> _Short exercise_
Return the number of lines that include the string "been", without any other text.

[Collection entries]
§

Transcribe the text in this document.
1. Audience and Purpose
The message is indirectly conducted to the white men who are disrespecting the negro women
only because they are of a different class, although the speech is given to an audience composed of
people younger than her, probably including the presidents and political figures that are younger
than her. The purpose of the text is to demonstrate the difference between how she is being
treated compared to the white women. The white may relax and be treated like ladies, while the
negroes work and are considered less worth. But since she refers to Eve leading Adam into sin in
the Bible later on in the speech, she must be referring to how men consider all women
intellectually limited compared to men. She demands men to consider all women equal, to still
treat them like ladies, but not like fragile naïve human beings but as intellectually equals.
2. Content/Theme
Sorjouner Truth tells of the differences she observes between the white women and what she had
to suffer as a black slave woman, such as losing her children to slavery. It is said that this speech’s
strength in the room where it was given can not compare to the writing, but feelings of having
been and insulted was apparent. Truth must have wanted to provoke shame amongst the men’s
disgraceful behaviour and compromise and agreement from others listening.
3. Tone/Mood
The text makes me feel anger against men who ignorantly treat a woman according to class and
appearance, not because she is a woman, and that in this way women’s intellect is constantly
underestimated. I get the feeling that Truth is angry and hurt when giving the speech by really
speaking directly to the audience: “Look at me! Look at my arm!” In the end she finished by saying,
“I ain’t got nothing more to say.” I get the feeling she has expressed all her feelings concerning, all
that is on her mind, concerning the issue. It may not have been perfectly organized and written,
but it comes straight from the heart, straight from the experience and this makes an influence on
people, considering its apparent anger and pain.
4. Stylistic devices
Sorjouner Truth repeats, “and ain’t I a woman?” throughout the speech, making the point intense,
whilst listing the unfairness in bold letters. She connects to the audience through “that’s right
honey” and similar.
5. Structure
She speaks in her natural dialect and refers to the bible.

§

> _Exercise answer_
2